基于RNN的时间序列预测

1. 这是整个项目的文件结构
基于RNN的时间序列预测_第1张图片
2. 配置文件 config.py

# data_provider: data_power_consumption

path_to_dataset = '../data/household_power_consumption.txt'
sequence_length = 50
ratio= 0.5
epochs = 1

save_path = "../model.h5"
batch_size=512

3. 数据处理文件 data_provider.py

"""
dataset intruduction:
The dataset we'll be using can be downloaded there :
https://archive.ics.uci.edu/ml/datasets/Individual+household+electric+power+consumption#.
It is a 20 Mo zip file containing a text file.

The task here will be to be able to predict values for a timeseries :
the history of 2 million minutes of a household's power consumption.
We are going to use a multi-layered LSTM recurrent neural network
to predict the last value of a sequence of values.
Put another way, given 49 timesteps of consumption, what will be the 50th value?


"""
import matplotlib.pyplot as plt
import numpy as np
import time
import csv
from keras.models import Sequential
from keras.layers.core import Dense, Activation, Dropout
from keras.layers.recurrent import LSTM
np.random.seed(1234)

def data_power_consumption(path_to_dataset, sequence_length, ratio):
    max_values = ratio * 2049280
    with open(path_to_dataset) as f:
        data = csv.reader(f, delimiter = ";")
        power = []
        nb_of_values = 0
        for line in data:
            try:
                power.append(float(line[2]))
                nb_of_values += 1
            except ValueError:
                pass
            # 2049280.0 is the total number of valid values, i.e. ratio = 1.0
            if nb_of_values / 2049280.0 >= ratio:
                break
    """

● **任务说明**:
根据所给文本回答：
(a) 配置文件 config.py 中 batch_size 的值是多少？
(b) 数据集的 zip 文件有多大？
(c) 读取数据集时，csv.reader 使用的分隔符是什么？
后附的各行用不到，无需参考。

● **数据行**:
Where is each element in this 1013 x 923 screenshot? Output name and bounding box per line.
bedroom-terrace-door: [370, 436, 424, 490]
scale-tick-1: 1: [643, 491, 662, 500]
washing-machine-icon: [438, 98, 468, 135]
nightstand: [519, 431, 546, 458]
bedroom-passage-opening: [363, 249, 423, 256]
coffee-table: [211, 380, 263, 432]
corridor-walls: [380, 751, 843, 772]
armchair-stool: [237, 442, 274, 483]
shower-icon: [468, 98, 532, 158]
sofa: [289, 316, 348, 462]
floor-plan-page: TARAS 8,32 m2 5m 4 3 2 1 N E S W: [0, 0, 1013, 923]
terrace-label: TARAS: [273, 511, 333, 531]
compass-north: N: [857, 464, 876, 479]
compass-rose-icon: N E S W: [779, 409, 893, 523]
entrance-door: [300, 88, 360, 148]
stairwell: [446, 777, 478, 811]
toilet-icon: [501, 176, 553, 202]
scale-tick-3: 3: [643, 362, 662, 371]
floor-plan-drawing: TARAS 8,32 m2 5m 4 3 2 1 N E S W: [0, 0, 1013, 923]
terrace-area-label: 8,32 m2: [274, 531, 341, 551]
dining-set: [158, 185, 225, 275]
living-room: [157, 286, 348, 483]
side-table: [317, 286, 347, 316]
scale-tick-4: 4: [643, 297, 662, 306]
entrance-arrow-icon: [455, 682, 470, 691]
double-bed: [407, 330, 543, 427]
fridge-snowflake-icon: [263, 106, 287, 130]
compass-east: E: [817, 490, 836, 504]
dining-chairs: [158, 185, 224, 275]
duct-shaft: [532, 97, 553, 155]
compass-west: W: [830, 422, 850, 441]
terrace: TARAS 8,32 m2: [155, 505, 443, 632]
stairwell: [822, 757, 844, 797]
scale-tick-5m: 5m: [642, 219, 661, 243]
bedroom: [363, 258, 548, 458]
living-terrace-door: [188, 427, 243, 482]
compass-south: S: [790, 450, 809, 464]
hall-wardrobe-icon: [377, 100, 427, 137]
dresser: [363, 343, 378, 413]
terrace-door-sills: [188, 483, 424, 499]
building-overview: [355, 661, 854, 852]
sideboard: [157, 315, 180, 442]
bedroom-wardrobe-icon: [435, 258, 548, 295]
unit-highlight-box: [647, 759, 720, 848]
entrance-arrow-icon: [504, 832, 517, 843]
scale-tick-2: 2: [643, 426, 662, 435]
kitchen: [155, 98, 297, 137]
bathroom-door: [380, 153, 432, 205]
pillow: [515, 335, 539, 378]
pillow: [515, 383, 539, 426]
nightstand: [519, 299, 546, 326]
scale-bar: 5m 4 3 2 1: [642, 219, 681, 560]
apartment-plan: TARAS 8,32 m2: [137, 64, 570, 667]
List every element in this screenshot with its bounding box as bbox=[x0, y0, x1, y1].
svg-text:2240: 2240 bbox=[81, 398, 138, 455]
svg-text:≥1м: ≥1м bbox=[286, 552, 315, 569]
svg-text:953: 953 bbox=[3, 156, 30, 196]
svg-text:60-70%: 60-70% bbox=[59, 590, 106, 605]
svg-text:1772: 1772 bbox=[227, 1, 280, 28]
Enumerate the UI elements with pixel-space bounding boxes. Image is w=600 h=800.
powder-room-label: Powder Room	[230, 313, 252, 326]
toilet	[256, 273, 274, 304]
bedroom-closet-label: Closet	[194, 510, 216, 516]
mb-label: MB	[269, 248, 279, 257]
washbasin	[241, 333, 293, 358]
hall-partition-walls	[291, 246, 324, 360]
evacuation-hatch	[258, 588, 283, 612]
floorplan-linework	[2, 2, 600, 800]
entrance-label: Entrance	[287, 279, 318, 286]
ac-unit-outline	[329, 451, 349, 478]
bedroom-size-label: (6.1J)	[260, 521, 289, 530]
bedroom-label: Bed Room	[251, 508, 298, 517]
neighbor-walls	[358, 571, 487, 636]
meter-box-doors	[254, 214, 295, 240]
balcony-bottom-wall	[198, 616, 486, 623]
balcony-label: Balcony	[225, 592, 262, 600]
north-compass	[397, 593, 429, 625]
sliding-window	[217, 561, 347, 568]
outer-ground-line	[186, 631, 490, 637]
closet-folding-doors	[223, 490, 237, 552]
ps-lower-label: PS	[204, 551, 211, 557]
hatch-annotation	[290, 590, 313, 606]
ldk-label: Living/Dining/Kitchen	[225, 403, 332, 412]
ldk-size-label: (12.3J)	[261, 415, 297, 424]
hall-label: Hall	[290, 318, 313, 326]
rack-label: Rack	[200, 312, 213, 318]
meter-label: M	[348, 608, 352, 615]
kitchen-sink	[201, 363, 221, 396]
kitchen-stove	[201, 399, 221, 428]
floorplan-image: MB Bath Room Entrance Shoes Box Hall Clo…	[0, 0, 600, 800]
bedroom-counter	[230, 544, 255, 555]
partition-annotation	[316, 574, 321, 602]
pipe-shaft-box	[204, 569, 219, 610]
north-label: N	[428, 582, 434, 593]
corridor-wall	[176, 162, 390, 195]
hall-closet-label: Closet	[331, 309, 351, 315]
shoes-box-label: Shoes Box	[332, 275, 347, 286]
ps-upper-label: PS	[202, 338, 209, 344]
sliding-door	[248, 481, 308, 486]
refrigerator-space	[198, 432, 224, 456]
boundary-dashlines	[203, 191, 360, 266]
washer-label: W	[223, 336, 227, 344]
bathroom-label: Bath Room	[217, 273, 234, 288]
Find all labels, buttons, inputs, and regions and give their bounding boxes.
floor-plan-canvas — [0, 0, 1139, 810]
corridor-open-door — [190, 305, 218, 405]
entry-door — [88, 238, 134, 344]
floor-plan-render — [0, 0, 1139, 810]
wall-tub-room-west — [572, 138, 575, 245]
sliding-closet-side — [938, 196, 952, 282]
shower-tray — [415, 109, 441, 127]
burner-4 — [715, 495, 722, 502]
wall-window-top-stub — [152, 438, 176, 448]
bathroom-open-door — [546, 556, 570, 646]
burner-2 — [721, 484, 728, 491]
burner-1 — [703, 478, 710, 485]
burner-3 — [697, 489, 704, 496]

● **参考答案**:
(a) 512
(b) 20 Mo
(c) 分号（";"）